WORK REQUIRED. Reproduce every row below word for word, with no changes.

DATA RECORDS.
________

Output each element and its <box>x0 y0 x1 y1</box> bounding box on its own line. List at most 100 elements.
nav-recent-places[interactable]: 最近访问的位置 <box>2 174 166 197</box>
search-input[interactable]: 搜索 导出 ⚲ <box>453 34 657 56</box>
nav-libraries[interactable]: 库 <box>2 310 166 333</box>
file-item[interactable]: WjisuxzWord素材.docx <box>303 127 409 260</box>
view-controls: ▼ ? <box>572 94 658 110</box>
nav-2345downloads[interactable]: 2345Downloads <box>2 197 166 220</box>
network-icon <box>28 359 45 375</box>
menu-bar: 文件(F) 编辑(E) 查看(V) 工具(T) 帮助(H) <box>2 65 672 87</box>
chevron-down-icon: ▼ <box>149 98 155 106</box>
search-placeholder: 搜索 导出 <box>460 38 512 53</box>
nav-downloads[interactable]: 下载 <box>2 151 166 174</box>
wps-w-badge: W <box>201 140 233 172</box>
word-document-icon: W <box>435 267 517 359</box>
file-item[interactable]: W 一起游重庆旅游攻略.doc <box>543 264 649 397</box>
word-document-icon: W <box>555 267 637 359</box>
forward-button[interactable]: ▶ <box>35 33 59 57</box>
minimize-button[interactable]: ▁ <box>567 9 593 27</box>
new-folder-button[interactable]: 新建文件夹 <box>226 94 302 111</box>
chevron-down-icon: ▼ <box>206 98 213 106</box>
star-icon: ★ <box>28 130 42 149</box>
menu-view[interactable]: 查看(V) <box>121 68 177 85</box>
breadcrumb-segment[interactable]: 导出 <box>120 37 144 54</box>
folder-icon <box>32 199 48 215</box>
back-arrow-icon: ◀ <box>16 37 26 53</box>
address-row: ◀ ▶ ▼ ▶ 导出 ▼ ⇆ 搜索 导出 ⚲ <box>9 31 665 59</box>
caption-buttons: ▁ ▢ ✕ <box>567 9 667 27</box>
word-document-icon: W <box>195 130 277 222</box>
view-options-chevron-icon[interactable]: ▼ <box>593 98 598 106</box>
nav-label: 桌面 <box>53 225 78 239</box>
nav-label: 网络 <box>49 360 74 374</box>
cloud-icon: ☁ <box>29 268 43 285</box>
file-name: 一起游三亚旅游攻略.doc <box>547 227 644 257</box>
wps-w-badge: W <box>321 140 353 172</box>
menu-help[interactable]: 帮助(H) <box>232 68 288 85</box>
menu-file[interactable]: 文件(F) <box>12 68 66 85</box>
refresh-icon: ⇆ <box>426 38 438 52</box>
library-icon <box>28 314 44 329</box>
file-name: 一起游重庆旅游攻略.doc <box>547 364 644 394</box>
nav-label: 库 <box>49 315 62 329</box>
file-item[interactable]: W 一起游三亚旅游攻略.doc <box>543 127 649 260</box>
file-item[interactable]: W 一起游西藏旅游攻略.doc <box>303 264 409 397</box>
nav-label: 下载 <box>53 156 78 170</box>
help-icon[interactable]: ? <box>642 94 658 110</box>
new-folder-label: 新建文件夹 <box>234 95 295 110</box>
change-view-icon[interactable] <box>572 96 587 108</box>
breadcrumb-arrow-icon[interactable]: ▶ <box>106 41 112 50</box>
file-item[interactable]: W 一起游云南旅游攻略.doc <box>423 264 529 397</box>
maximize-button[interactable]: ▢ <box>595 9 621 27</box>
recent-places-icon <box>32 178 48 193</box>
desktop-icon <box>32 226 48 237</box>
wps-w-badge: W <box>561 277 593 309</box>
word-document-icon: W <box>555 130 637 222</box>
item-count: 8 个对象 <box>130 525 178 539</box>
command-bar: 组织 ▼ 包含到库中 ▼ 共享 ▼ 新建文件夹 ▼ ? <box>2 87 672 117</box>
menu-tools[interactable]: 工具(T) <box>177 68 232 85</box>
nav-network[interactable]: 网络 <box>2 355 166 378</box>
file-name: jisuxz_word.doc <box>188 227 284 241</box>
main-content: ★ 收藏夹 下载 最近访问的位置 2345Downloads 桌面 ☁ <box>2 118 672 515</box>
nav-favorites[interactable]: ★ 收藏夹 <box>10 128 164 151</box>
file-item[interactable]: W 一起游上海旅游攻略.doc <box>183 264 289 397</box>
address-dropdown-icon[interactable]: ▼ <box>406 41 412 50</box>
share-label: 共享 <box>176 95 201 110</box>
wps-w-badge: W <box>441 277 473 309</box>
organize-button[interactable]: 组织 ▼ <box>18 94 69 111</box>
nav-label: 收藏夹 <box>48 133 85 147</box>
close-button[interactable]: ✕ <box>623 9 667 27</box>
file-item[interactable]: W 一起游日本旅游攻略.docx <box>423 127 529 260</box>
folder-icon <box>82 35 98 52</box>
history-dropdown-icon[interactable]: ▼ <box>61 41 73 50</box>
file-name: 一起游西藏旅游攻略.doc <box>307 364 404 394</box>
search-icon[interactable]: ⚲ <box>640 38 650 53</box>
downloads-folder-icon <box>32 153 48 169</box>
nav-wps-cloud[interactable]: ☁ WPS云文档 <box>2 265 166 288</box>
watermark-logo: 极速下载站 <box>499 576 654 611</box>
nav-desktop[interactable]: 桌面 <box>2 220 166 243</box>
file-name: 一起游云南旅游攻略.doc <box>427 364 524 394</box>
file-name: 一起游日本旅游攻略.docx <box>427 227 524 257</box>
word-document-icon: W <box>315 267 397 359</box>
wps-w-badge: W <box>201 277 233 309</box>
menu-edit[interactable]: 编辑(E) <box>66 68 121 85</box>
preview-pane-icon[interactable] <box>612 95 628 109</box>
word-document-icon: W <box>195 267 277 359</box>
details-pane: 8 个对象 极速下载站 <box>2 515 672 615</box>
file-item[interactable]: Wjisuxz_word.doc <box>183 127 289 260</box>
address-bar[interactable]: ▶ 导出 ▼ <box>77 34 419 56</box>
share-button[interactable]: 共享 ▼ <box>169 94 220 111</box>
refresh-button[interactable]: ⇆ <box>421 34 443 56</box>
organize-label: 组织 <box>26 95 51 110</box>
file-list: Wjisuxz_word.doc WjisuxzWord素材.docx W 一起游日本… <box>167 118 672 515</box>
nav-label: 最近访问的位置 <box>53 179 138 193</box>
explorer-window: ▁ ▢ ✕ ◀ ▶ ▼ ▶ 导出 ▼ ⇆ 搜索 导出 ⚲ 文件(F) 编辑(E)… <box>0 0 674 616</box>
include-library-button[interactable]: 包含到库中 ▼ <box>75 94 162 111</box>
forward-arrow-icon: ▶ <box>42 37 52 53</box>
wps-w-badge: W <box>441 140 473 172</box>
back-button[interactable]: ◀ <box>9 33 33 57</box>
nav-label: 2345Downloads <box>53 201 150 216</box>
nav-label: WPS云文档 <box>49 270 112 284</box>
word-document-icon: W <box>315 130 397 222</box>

________

SOLUTION.
Output each element and its <box>x0 y0 x1 y1</box> bounding box on its own line. List at most 100 elements.
nav-recent-places[interactable]: 最近访问的位置 <box>2 174 166 197</box>
search-input[interactable]: 搜索 导出 ⚲ <box>453 34 657 56</box>
nav-libraries[interactable]: 库 <box>2 310 166 333</box>
file-item[interactable]: WjisuxzWord素材.docx <box>303 127 409 260</box>
view-controls: ▼ ? <box>572 94 658 110</box>
nav-2345downloads[interactable]: 2345Downloads <box>2 197 166 220</box>
network-icon <box>28 359 45 375</box>
menu-bar: 文件(F) 编辑(E) 查看(V) 工具(T) 帮助(H) <box>2 65 672 87</box>
chevron-down-icon: ▼ <box>149 98 155 106</box>
search-placeholder: 搜索 导出 <box>460 38 512 53</box>
nav-downloads[interactable]: 下载 <box>2 151 166 174</box>
wps-w-badge: W <box>201 140 233 172</box>
word-document-icon: W <box>435 267 517 359</box>
file-item[interactable]: W 一起游重庆旅游攻略.doc <box>543 264 649 397</box>
word-document-icon: W <box>555 267 637 359</box>
forward-button[interactable]: ▶ <box>35 33 59 57</box>
minimize-button[interactable]: ▁ <box>567 9 593 27</box>
new-folder-button[interactable]: 新建文件夹 <box>226 94 302 111</box>
chevron-down-icon: ▼ <box>206 98 213 106</box>
star-icon: ★ <box>28 130 42 149</box>
menu-view[interactable]: 查看(V) <box>121 68 177 85</box>
breadcrumb-segment[interactable]: 导出 <box>120 37 144 54</box>
folder-icon <box>32 199 48 215</box>
back-arrow-icon: ◀ <box>16 37 26 53</box>
address-row: ◀ ▶ ▼ ▶ 导出 ▼ ⇆ 搜索 导出 ⚲ <box>9 31 665 59</box>
caption-buttons: ▁ ▢ ✕ <box>567 9 667 27</box>
word-document-icon: W <box>195 130 277 222</box>
view-options-chevron-icon[interactable]: ▼ <box>593 98 598 106</box>
nav-label: 桌面 <box>53 225 78 239</box>
nav-label: 网络 <box>49 360 74 374</box>
cloud-icon: ☁ <box>29 268 43 285</box>
file-name: 一起游三亚旅游攻略.doc <box>547 227 644 257</box>
wps-w-badge: W <box>321 140 353 172</box>
menu-help[interactable]: 帮助(H) <box>232 68 288 85</box>
menu-file[interactable]: 文件(F) <box>12 68 66 85</box>
refresh-icon: ⇆ <box>426 38 438 52</box>
library-icon <box>28 314 44 329</box>
file-name: 一起游重庆旅游攻略.doc <box>547 364 644 394</box>
nav-label: 库 <box>49 315 62 329</box>
file-item[interactable]: W 一起游三亚旅游攻略.doc <box>543 127 649 260</box>
file-item[interactable]: W 一起游西藏旅游攻略.doc <box>303 264 409 397</box>
nav-label: 下载 <box>53 156 78 170</box>
help-icon[interactable]: ? <box>642 94 658 110</box>
new-folder-label: 新建文件夹 <box>234 95 295 110</box>
change-view-icon[interactable] <box>572 96 587 108</box>
breadcrumb-arrow-icon[interactable]: ▶ <box>106 41 112 50</box>
file-item[interactable]: W 一起游云南旅游攻略.doc <box>423 264 529 397</box>
maximize-button[interactable]: ▢ <box>595 9 621 27</box>
recent-places-icon <box>32 178 48 193</box>
desktop-icon <box>32 226 48 237</box>
wps-w-badge: W <box>561 277 593 309</box>
word-document-icon: W <box>555 130 637 222</box>
item-count: 8 个对象 <box>130 525 178 539</box>
command-bar: 组织 ▼ 包含到库中 ▼ 共享 ▼ 新建文件夹 ▼ ? <box>2 87 672 117</box>
menu-tools[interactable]: 工具(T) <box>177 68 232 85</box>
nav-network[interactable]: 网络 <box>2 355 166 378</box>
file-name: jisuxz_word.doc <box>188 227 284 241</box>
main-content: ★ 收藏夹 下载 最近访问的位置 2345Downloads 桌面 ☁ <box>2 118 672 515</box>
nav-favorites[interactable]: ★ 收藏夹 <box>10 128 164 151</box>
file-item[interactable]: W 一起游上海旅游攻略.doc <box>183 264 289 397</box>
address-dropdown-icon[interactable]: ▼ <box>406 41 412 50</box>
share-label: 共享 <box>176 95 201 110</box>
wps-w-badge: W <box>441 277 473 309</box>
organize-button[interactable]: 组织 ▼ <box>18 94 69 111</box>
nav-label: 收藏夹 <box>48 133 85 147</box>
close-button[interactable]: ✕ <box>623 9 667 27</box>
file-item[interactable]: W 一起游日本旅游攻略.docx <box>423 127 529 260</box>
folder-icon <box>82 35 98 52</box>
history-dropdown-icon[interactable]: ▼ <box>61 41 73 50</box>
file-name: 一起游西藏旅游攻略.doc <box>307 364 404 394</box>
search-icon[interactable]: ⚲ <box>640 38 650 53</box>
downloads-folder-icon <box>32 153 48 169</box>
nav-wps-cloud[interactable]: ☁ WPS云文档 <box>2 265 166 288</box>
watermark-logo: 极速下载站 <box>499 576 654 611</box>
nav-desktop[interactable]: 桌面 <box>2 220 166 243</box>
file-name: 一起游云南旅游攻略.doc <box>427 364 524 394</box>
file-name: 一起游日本旅游攻略.docx <box>427 227 524 257</box>
word-document-icon: W <box>315 267 397 359</box>
wps-w-badge: W <box>201 277 233 309</box>
menu-edit[interactable]: 编辑(E) <box>66 68 121 85</box>
preview-pane-icon[interactable] <box>612 95 628 109</box>
word-document-icon: W <box>195 267 277 359</box>
details-pane: 8 个对象 极速下载站 <box>2 515 672 615</box>
file-item[interactable]: Wjisuxz_word.doc <box>183 127 289 260</box>
address-bar[interactable]: ▶ 导出 ▼ <box>77 34 419 56</box>
share-button[interactable]: 共享 ▼ <box>169 94 220 111</box>
refresh-button[interactable]: ⇆ <box>421 34 443 56</box>
organize-label: 组织 <box>26 95 51 110</box>
file-list: Wjisuxz_word.doc WjisuxzWord素材.docx W 一起游日本… <box>167 118 672 515</box>
nav-label: 最近访问的位置 <box>53 179 138 193</box>
explorer-window: ▁ ▢ ✕ ◀ ▶ ▼ ▶ 导出 ▼ ⇆ 搜索 导出 ⚲ 文件(F) 编辑(E)… <box>0 0 674 616</box>
include-library-button[interactable]: 包含到库中 ▼ <box>75 94 162 111</box>
forward-arrow-icon: ▶ <box>42 37 52 53</box>
wps-w-badge: W <box>441 140 473 172</box>
back-button[interactable]: ◀ <box>9 33 33 57</box>
nav-label: 2345Downloads <box>53 201 150 216</box>
nav-label: WPS云文档 <box>49 270 112 284</box>
word-document-icon: W <box>315 130 397 222</box>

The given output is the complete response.